Entries taken from a collection:
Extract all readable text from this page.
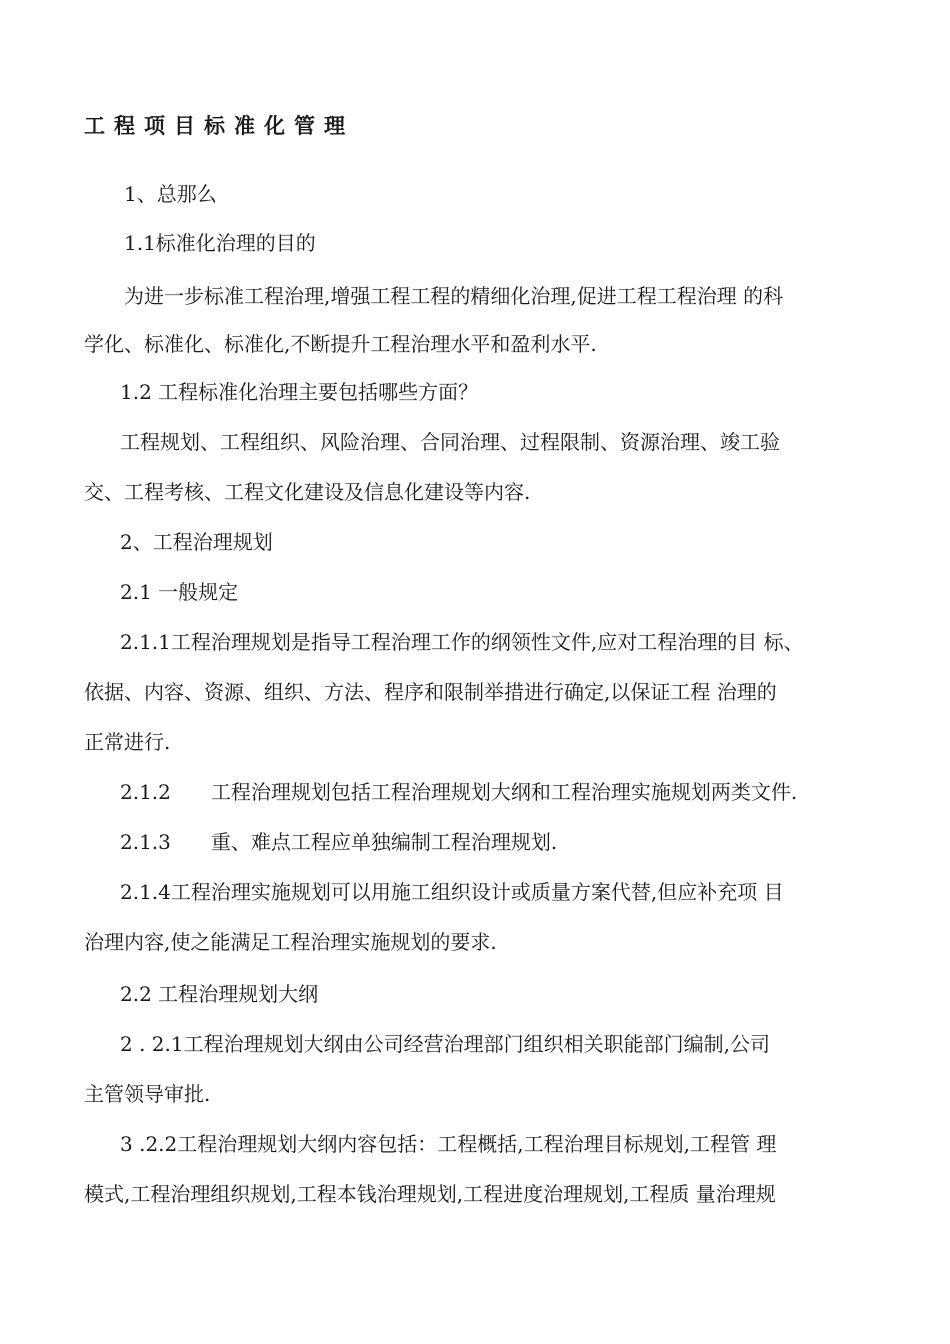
工程项目标准化管理
1、总那么
1.1标准化治理的目的
为进一步标准工程治理,增强工程工程的精细化治理,促进工程工程治理 的科
学化、标准化、标准化,不断提升工程治理水平和盈利水平.
1.2 工程标准化治理主要包括哪些方面？
工程规划、工程组织、风险治理、合同治理、过程限制、资源治理、竣工验
交、工程考核、工程文化建设及信息化建设等内容.
2、工程治理规划
2.1 一般规定
2.1.1工程治理规划是指导工程治理工作的纲领性文件,应对工程治理的目 标、
依据、内容、资源、组织、方法、程序和限制举措进行确定,以保证工程 治理的
正常进行.
2.1.2　　工程治理规划包括工程治理规划大纲和工程治理实施规划两类文件.
2.1.3　　重、难点工程应单独编制工程治理规划.
2.1.4工程治理实施规划可以用施工组织设计或质量方案代替,但应补充项 目
治理内容,使之能满足工程治理实施规划的要求.
2.2 工程治理规划大纲
2 . 2.1工程治理规划大纲由公司经营治理部门组织相关职能部门编制,公司
主管领导审批.
3 .2.2工程治理规划大纲内容包括：工程概括,工程治理目标规划,工程管 理
模式,工程治理组织规划,工程本钱治理规划,工程进度治理规划,工程质 量治理规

What this task involves: Without including any picture, repeat the data exactly.

Written response:
Extract all readable text from this page.
工程项目标准化管理
1、总那么
1.1标准化治理的目的
为进一步标准工程治理,增强工程工程的精细化治理,促进工程工程治理 的科
学化、标准化、标准化,不断提升工程治理水平和盈利水平.
1.2 工程标准化治理主要包括哪些方面？
工程规划、工程组织、风险治理、合同治理、过程限制、资源治理、竣工验
交、工程考核、工程文化建设及信息化建设等内容.
2、工程治理规划
2.1 一般规定
2.1.1工程治理规划是指导工程治理工作的纲领性文件,应对工程治理的目 标、
依据、内容、资源、组织、方法、程序和限制举措进行确定,以保证工程 治理的
正常进行.
2.1.2　　工程治理规划包括工程治理规划大纲和工程治理实施规划两类文件.
2.1.3　　重、难点工程应单独编制工程治理规划.
2.1.4工程治理实施规划可以用施工组织设计或质量方案代替,但应补充项 目
治理内容,使之能满足工程治理实施规划的要求.
2.2 工程治理规划大纲
2 . 2.1工程治理规划大纲由公司经营治理部门组织相关职能部门编制,公司
主管领导审批.
3 .2.2工程治理规划大纲内容包括：工程概括,工程治理目标规划,工程管 理
模式,工程治理组织规划,工程本钱治理规划,工程进度治理规划,工程质 量治理规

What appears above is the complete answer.